== Goal of the exercise ==
Write out the data again in full, exactly as it reads.
......
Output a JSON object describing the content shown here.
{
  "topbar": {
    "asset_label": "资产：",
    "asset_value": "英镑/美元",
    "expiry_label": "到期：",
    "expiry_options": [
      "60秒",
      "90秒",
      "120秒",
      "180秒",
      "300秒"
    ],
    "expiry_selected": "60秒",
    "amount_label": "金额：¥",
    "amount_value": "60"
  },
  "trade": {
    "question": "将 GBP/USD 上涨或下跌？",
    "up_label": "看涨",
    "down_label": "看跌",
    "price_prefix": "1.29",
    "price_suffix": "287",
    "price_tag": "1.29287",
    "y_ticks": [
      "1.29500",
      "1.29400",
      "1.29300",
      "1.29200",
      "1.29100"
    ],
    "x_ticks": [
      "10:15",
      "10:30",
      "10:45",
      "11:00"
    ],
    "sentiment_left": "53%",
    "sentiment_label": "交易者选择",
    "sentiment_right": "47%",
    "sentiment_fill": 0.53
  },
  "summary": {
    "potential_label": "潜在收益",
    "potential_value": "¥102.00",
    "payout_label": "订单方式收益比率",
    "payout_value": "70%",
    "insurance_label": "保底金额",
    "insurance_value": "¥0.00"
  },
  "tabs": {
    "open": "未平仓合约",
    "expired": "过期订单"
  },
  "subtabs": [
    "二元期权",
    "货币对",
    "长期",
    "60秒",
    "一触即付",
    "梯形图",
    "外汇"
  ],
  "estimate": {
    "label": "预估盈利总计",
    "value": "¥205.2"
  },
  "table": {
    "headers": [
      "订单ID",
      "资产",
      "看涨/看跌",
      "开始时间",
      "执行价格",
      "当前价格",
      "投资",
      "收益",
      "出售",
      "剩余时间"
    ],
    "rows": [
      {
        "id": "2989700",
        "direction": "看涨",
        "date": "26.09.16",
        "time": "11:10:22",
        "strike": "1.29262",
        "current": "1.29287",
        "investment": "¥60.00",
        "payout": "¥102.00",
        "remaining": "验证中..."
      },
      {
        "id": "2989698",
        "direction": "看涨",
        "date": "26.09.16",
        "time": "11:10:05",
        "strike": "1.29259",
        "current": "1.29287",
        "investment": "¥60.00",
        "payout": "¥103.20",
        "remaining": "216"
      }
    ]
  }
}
......
== Task output ==
Output a JSON object describing the content shown here.
{
  "topbar": {
    "asset_label": "资产：",
    "asset_value": "英镑/美元",
    "expiry_label": "到期：",
    "expiry_options": [
      "60秒",
      "90秒",
      "120秒",
      "180秒",
      "300秒"
    ],
    "expiry_selected": "60秒",
    "amount_label": "金额：¥",
    "amount_value": "60"
  },
  "trade": {
    "question": "将 GBP/USD 上涨或下跌？",
    "up_label": "看涨",
    "down_label": "看跌",
    "price_prefix": "1.29",
    "price_suffix": "287",
    "price_tag": "1.29287",
    "y_ticks": [
      "1.29500",
      "1.29400",
      "1.29300",
      "1.29200",
      "1.29100"
    ],
    "x_ticks": [
      "10:15",
      "10:30",
      "10:45",
      "11:00"
    ],
    "sentiment_left": "53%",
    "sentiment_label": "交易者选择",
    "sentiment_right": "47%",
    "sentiment_fill": 0.53
  },
  "summary": {
    "potential_label": "潜在收益",
    "potential_value": "¥102.00",
    "payout_label": "订单方式收益比率",
    "payout_value": "70%",
    "insurance_label": "保底金额",
    "insurance_value": "¥0.00"
  },
  "tabs": {
    "open": "未平仓合约",
    "expired": "过期订单"
  },
  "subtabs": [
    "二元期权",
    "货币对",
    "长期",
    "60秒",
    "一触即付",
    "梯形图",
    "外汇"
  ],
  "estimate": {
    "label": "预估盈利总计",
    "value": "¥205.2"
  },
  "table": {
    "headers": [
      "订单ID",
      "资产",
      "看涨/看跌",
      "开始时间",
      "执行价格",
      "当前价格",
      "投资",
      "收益",
      "出售",
      "剩余时间"
    ],
    "rows": [
      {
        "id": "2989700",
        "direction": "看涨",
        "date": "26.09.16",
        "time": "11:10:22",
        "strike": "1.29262",
        "current": "1.29287",
        "investment": "¥60.00",
        "payout": "¥102.00",
        "remaining": "验证中..."
      },
      {
        "id": "2989698",
        "direction": "看涨",
        "date": "26.09.16",
        "time": "11:10:05",
        "strike": "1.29259",
        "current": "1.29287",
        "investment": "¥60.00",
        "payout": "¥103.20",
        "remaining": "216"
      }
    ]
  }
}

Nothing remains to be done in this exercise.